Your task: Return every record below exactly as written, but leave out the pictures.

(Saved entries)
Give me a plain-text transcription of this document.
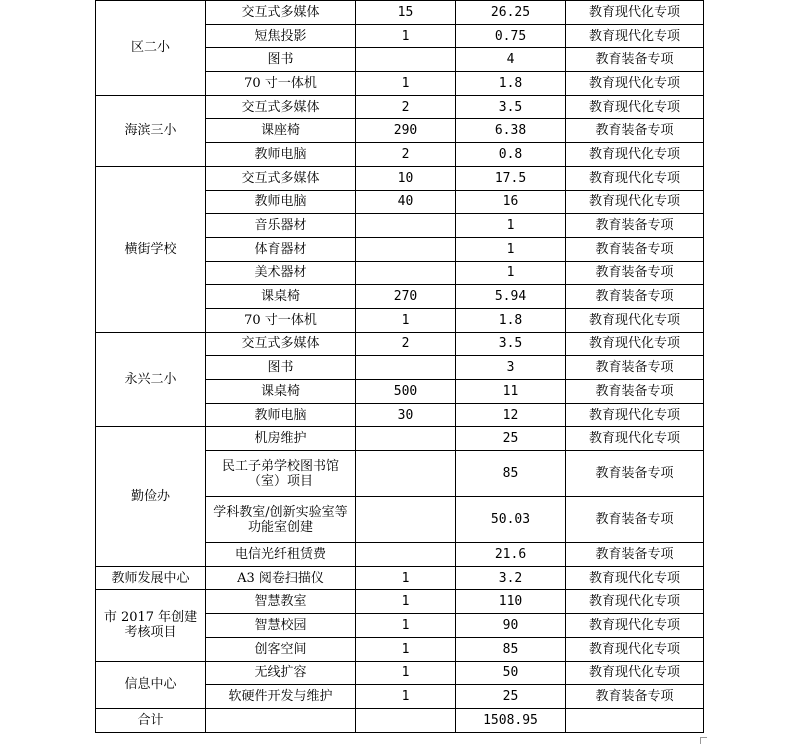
区二小	交互式多媒体	15	26.25	教育现代化专项
	短焦投影	1	0.75	教育现代化专项
	图书		4	教育装备专项
	70 寸一体机	1	1.8	教育现代化专项
海滨三小	交互式多媒体	2	3.5	教育现代化专项
	课座椅	290	6.38	教育装备专项
	教师电脑	2	0.8	教育现代化专项
横街学校	交互式多媒体	10	17.5	教育现代化专项
	教师电脑	40	16	教育现代化专项
	音乐器材		1	教育装备专项
	体育器材		1	教育装备专项
	美术器材		1	教育装备专项
	课桌椅	270	5.94	教育装备专项
	70 寸一体机	1	1.8	教育现代化专项
永兴二小	交互式多媒体	2	3.5	教育现代化专项
	图书		3	教育装备专项
	课桌椅	500	11	教育装备专项
	教师电脑	30	12	教育现代化专项
勤俭办	机房维护		25	教育现代化专项
	民工子弟学校图书馆（室）项目		85	教育装备专项
	学科教室/创新实验室等功能室创建		50.03	教育装备专项
	电信光纤租赁费		21.6	教育装备专项
教师发展中心	A3 阅卷扫描仪	1	3.2	教育现代化专项
市 2017 年创建考核项目	智慧教室	1	110	教育现代化专项
	智慧校园	1	90	教育现代化专项
	创客空间	1	85	教育现代化专项
信息中心	无线扩容	1	50	教育现代化专项
	软硬件开发与维护	1	25	教育装备专项
合计			1508.95	
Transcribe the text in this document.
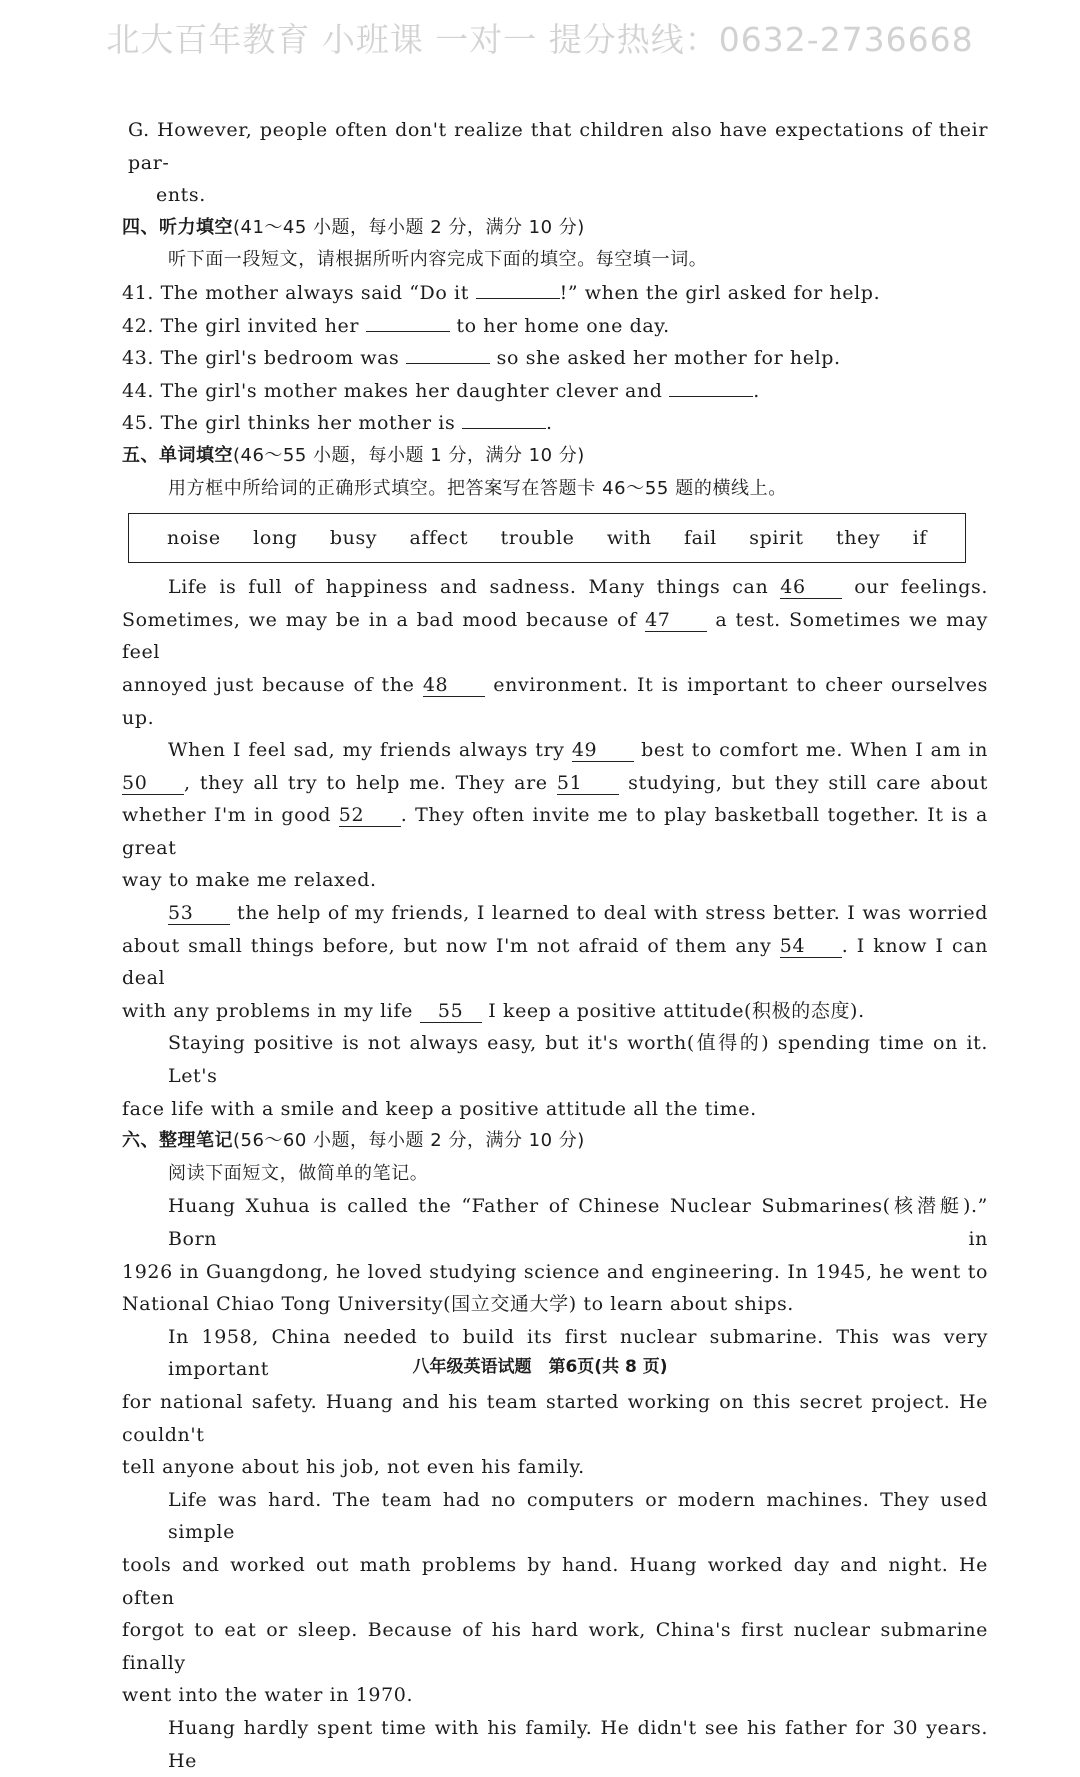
北大百年教育 小班课 一对一 提分热线：0632-2736668
G. However, people often don't realize that children also have expectations of their par-
ents.
四、听力填空(41～45 小题，每小题 2 分，满分 10 分)
听下面一段短文，请根据所听内容完成下面的填空。每空填一词。
41. The mother always said “Do it	!” when the girl asked for help.
42. The girl invited her	to her home one day.
43. The girl's bedroom was	so she asked her mother for help.
44. The girl's mother makes her daughter clever and	.
45. The girl thinks her mother is	.
五、单词填空(46～55 小题，每小题 1 分，满分 10 分)
用方框中所给词的正确形式填空。把答案写在答题卡 46～55 题的横线上。
noise long busy affect trouble with fail spirit they if
Life is full of happiness and sadness. Many things can 46	our feelings.
Sometimes, we may be in a bad mood because of 47 a test. Sometimes we may feel
annoyed just because of the 48 environment. It is important to cheer ourselves up.
When I feel sad, my friends always try 49 best to comfort me. When I am in
50 , they all try to help me. They are 51 studying, but they still care about
whether I'm in good 52 . They often invite me to play basketball together. It is a great
way to make me relaxed.
53 the help of my friends, I learned to deal with stress better. I was worried
about small things before, but now I'm not afraid of them any 54 . I know I can deal
with any problems in my life 55 I keep a positive attitude(积极的态度).
Staying positive is not always easy, but it's worth(值得的) spending time on it. Let's
face life with a smile and keep a positive attitude all the time.
六、整理笔记(56～60 小题，每小题 2 分，满分 10 分)
阅读下面短文，做简单的笔记。
Huang Xuhua is called the “Father of Chinese Nuclear Submarines(核潜艇).” Born in
1926 in Guangdong, he loved studying science and engineering. In 1945, he went to
National Chiao Tong University(国立交通大学) to learn about ships.
In 1958, China needed to build its first nuclear submarine. This was very important
for national safety. Huang and his team started working on this secret project. He couldn't
tell anyone about his job, not even his family.
Life was hard. The team had no computers or modern machines. They used simple
tools and worked out math problems by hand. Huang worked day and night. He often
forgot to eat or sleep. Because of his hard work, China's first nuclear submarine finally
went into the water in 1970.
Huang hardly spent time with his family. He didn't see his father for 30 years. He
八年级英语试题　第6页(共 8 页)
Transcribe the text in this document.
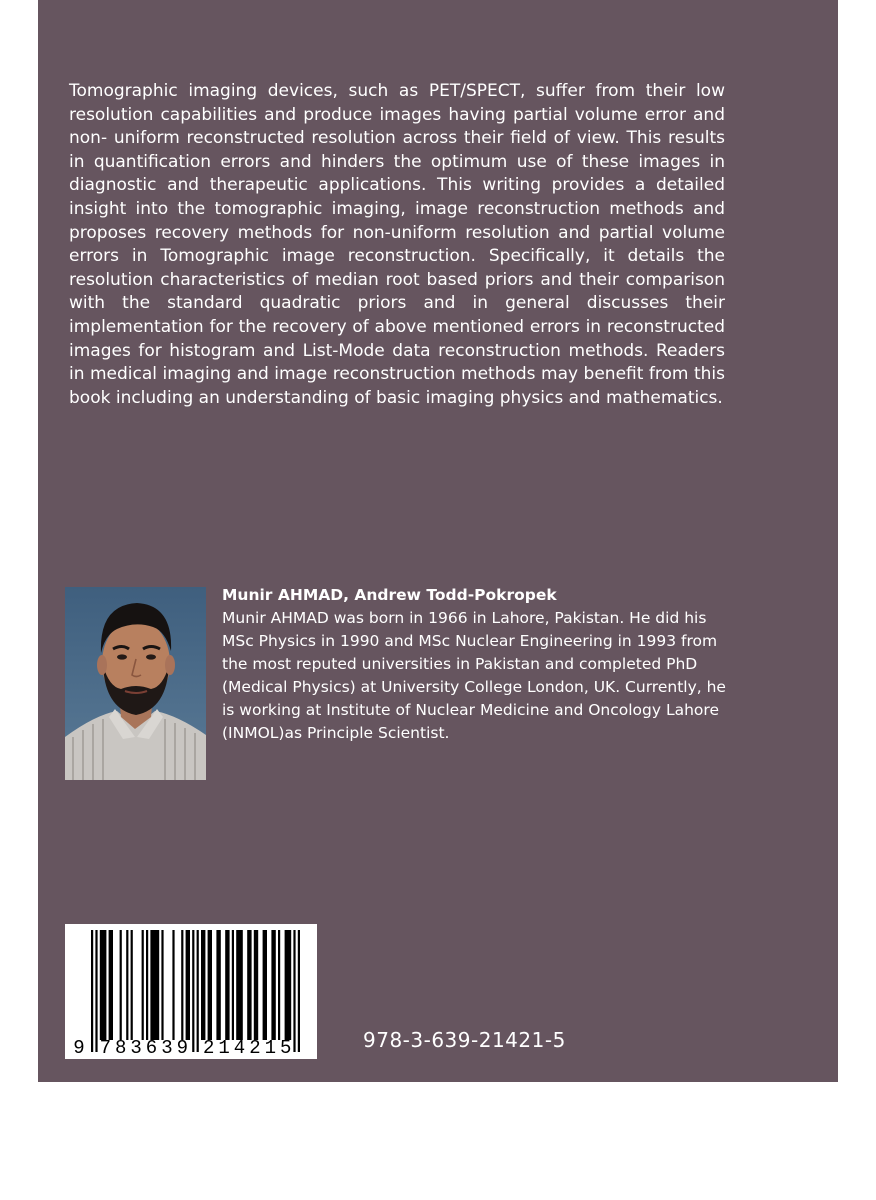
Tomographic imaging devices, such as PET/SPECT, suffer from their low resolution capabilities and produce images having partial volume error and non- uniform reconstructed resolution across their field of view. This results in quantification errors and hinders the optimum use of these images in diagnostic and therapeutic applications. This writing provides a detailed insight into the tomographic imaging, image reconstruction methods and proposes recovery methods for non-uniform resolution and partial volume errors in Tomographic image reconstruction. Specifically, it details the resolution characteristics of median root based priors and their comparison with the standard quadratic priors and in general discusses their implementation for the recovery of above mentioned errors in reconstructed images for histogram and List-Mode data reconstruction methods. Readers in medical imaging and image reconstruction methods may benefit from this book including an understanding of basic imaging physics and mathematics.

Munir AHMAD, Andrew Todd-Pokropek

Munir AHMAD was born in 1966 in Lahore, Pakistan. He did his MSc Physics in 1990 and MSc Nuclear Engineering in 1993 from the most reputed universities in Pakistan and completed PhD (Medical Physics) at University College London, UK. Currently, he is working at Institute of Nuclear Medicine and Oncology Lahore (INMOL)as Principle Scientist.

9 7 8 3 6 3 9 2 1 4 2 1 5	978-3-639-21421-5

Task response:
Give me a plain-text transcription of this document.
区二小	交互式多媒体	15	26.25	教育现代化专项
	短焦投影	1	0.75	教育现代化专项
	图书		4	教育装备专项
	70 寸一体机	1	1.8	教育现代化专项
海滨三小	交互式多媒体	2	3.5	教育现代化专项
	课座椅	290	6.38	教育装备专项
	教师电脑	2	0.8	教育现代化专项
横街学校	交互式多媒体	10	17.5	教育现代化专项
	教师电脑	40	16	教育现代化专项
	音乐器材		1	教育装备专项
	体育器材		1	教育装备专项
	美术器材		1	教育装备专项
	课桌椅	270	5.94	教育装备专项
	70 寸一体机	1	1.8	教育现代化专项
永兴二小	交互式多媒体	2	3.5	教育现代化专项
	图书		3	教育装备专项
	课桌椅	500	11	教育装备专项
	教师电脑	30	12	教育现代化专项
勤俭办	机房维护		25	教育现代化专项
	民工子弟学校图书馆（室）项目		85	教育装备专项
	学科教室/创新实验室等功能室创建		50.03	教育装备专项
	电信光纤租赁费		21.6	教育装备专项
教师发展中心	A3 阅卷扫描仪	1	3.2	教育现代化专项
市 2017 年创建考核项目	智慧教室	1	110	教育现代化专项
	智慧校园	1	90	教育现代化专项
	创客空间	1	85	教育现代化专项
信息中心	无线扩容	1	50	教育现代化专项
	软硬件开发与维护	1	25	教育装备专项
合计			1508.95	
Transcribe the text in this document.
北大百年教育 小班课 一对一 提分热线：0632-2736668
G. However, people often don't realize that children also have expectations of their par-
ents.
四、听力填空(41～45 小题，每小题 2 分，满分 10 分)
听下面一段短文，请根据所听内容完成下面的填空。每空填一词。
41. The mother always said “Do it	!” when the girl asked for help.
42. The girl invited her	to her home one day.
43. The girl's bedroom was	so she asked her mother for help.
44. The girl's mother makes her daughter clever and	.
45. The girl thinks her mother is	.
五、单词填空(46～55 小题，每小题 1 分，满分 10 分)
用方框中所给词的正确形式填空。把答案写在答题卡 46～55 题的横线上。
noise long busy affect trouble with fail spirit they if
Life is full of happiness and sadness. Many things can 46	our feelings.
Sometimes, we may be in a bad mood because of 47 a test. Sometimes we may feel
annoyed just because of the 48 environment. It is important to cheer ourselves up.
When I feel sad, my friends always try 49 best to comfort me. When I am in
50 , they all try to help me. They are 51 studying, but they still care about
whether I'm in good 52 . They often invite me to play basketball together. It is a great
way to make me relaxed.
53 the help of my friends, I learned to deal with stress better. I was worried
about small things before, but now I'm not afraid of them any 54 . I know I can deal
with any problems in my life 55 I keep a positive attitude(积极的态度).
Staying positive is not always easy, but it's worth(值得的) spending time on it. Let's
face life with a smile and keep a positive attitude all the time.
六、整理笔记(56～60 小题，每小题 2 分，满分 10 分)
阅读下面短文，做简单的笔记。
Huang Xuhua is called the “Father of Chinese Nuclear Submarines(核潜艇).” Born in
1926 in Guangdong, he loved studying science and engineering. In 1945, he went to
National Chiao Tong University(国立交通大学) to learn about ships.
In 1958, China needed to build its first nuclear submarine. This was very important
for national safety. Huang and his team started working on this secret project. He couldn't
tell anyone about his job, not even his family.
Life was hard. The team had no computers or modern machines. They used simple
tools and worked out math problems by hand. Huang worked day and night. He often
forgot to eat or sleep. Because of his hard work, China's first nuclear submarine finally
went into the water in 1970.
Huang hardly spent time with his family. He didn't see his father for 30 years. He
八年级英语试题　第6页(共 8 页)
Transcribe the text in this document.
Tomographic imaging devices, such as PET/SPECT, suffer from their low resolution capabilities and produce images having partial volume error and non- uniform reconstructed resolution across their field of view. This results in quantification errors and hinders the optimum use of these images in diagnostic and therapeutic applications. This writing provides a detailed insight into the tomographic imaging, image reconstruction methods and proposes recovery methods for non-uniform resolution and partial volume errors in Tomographic image reconstruction. Specifically, it details the resolution characteristics of median root based priors and their comparison with the standard quadratic priors and in general discusses their implementation for the recovery of above mentioned errors in reconstructed images for histogram and List-Mode data reconstruction methods. Readers in medical imaging and image reconstruction methods may benefit from this book including an understanding of basic imaging physics and mathematics.

Munir AHMAD, Andrew Todd-Pokropek

Munir AHMAD was born in 1966 in Lahore, Pakistan. He did his MSc Physics in 1990 and MSc Nuclear Engineering in 1993 from the most reputed universities in Pakistan and completed PhD (Medical Physics) at University College London, UK. Currently, he is working at Institute of Nuclear Medicine and Oncology Lahore (INMOL)as Principle Scientist.

9 7 8 3 6 3 9 2 1 4 2 1 5	978-3-639-21421-5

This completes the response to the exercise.